- _Your objective_: Reproduce the listing below without any change.

(Collection entries)
---

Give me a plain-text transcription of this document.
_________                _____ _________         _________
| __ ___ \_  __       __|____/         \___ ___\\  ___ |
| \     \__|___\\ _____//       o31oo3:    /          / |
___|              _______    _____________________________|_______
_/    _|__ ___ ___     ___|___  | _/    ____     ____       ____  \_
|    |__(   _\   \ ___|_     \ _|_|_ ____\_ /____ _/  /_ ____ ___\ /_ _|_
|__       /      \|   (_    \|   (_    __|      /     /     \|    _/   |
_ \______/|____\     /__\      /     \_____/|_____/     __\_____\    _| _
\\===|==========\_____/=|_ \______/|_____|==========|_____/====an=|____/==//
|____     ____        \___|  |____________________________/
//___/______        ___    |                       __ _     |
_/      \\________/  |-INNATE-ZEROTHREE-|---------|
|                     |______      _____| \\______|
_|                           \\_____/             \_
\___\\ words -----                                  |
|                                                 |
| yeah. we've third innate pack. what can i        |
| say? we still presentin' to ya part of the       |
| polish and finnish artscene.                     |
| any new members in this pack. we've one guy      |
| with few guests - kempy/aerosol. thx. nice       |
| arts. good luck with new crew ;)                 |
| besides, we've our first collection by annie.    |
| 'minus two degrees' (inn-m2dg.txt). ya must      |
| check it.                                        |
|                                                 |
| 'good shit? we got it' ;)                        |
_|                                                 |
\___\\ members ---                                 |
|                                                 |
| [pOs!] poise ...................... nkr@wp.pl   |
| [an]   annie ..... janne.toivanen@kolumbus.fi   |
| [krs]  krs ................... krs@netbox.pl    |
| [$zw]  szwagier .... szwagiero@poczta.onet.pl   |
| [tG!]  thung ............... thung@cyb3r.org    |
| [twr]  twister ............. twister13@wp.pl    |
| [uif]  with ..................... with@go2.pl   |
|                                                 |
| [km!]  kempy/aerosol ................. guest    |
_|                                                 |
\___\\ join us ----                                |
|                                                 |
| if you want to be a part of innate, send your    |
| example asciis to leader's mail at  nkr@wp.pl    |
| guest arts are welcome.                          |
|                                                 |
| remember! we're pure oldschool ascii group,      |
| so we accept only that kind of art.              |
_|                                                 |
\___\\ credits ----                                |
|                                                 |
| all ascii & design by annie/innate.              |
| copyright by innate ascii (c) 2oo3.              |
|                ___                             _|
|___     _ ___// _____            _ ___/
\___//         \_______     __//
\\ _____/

---

- _Result for this exercise_:
Give me a plain-text transcription of this document.
_________                _____ _________         _________
| __ ___ \_  __       __|____/         \___ ___\\  ___ |
| \     \__|___\\ _____//       o31oo3:    /          / |
___|              _______    _____________________________|_______
_/    _|__ ___ ___     ___|___  | _/    ____     ____       ____  \_
|    |__(   _\   \ ___|_     \ _|_|_ ____\_ /____ _/  /_ ____ ___\ /_ _|_
|__       /      \|   (_    \|   (_    __|      /     /     \|    _/   |
_ \______/|____\     /__\      /     \_____/|_____/     __\_____\    _| _
\\===|==========\_____/=|_ \______/|_____|==========|_____/====an=|____/==//
|____     ____        \___|  |____________________________/
//___/______        ___    |                       __ _     |
_/      \\________/  |-INNATE-ZEROTHREE-|---------|
|                     |______      _____| \\______|
_|                           \\_____/             \_
\___\\ words -----                                  |
|                                                 |
| yeah. we've third innate pack. what can i        |
| say? we still presentin' to ya part of the       |
| polish and finnish artscene.                     |
| any new members in this pack. we've one guy      |
| with few guests - kempy/aerosol. thx. nice       |
| arts. good luck with new crew ;)                 |
| besides, we've our first collection by annie.    |
| 'minus two degrees' (inn-m2dg.txt). ya must      |
| check it.                                        |
|                                                 |
| 'good shit? we got it' ;)                        |
_|                                                 |
\___\\ members ---                                 |
|                                                 |
| [pOs!] poise ...................... nkr@wp.pl   |
| [an]   annie ..... janne.toivanen@kolumbus.fi   |
| [krs]  krs ................... krs@netbox.pl    |
| [$zw]  szwagier .... szwagiero@poczta.onet.pl   |
| [tG!]  thung ............... thung@cyb3r.org    |
| [twr]  twister ............. twister13@wp.pl    |
| [uif]  with ..................... with@go2.pl   |
|                                                 |
| [km!]  kempy/aerosol ................. guest    |
_|                                                 |
\___\\ join us ----                                |
|                                                 |
| if you want to be a part of innate, send your    |
| example asciis to leader's mail at  nkr@wp.pl    |
| guest arts are welcome.                          |
|                                                 |
| remember! we're pure oldschool ascii group,      |
| so we accept only that kind of art.              |
_|                                                 |
\___\\ credits ----                                |
|                                                 |
| all ascii & design by annie/innate.              |
| copyright by innate ascii (c) 2oo3.              |
|                ___                             _|
|___     _ ___// _____            _ ___/
\___//         \_______     __//
\\ _____/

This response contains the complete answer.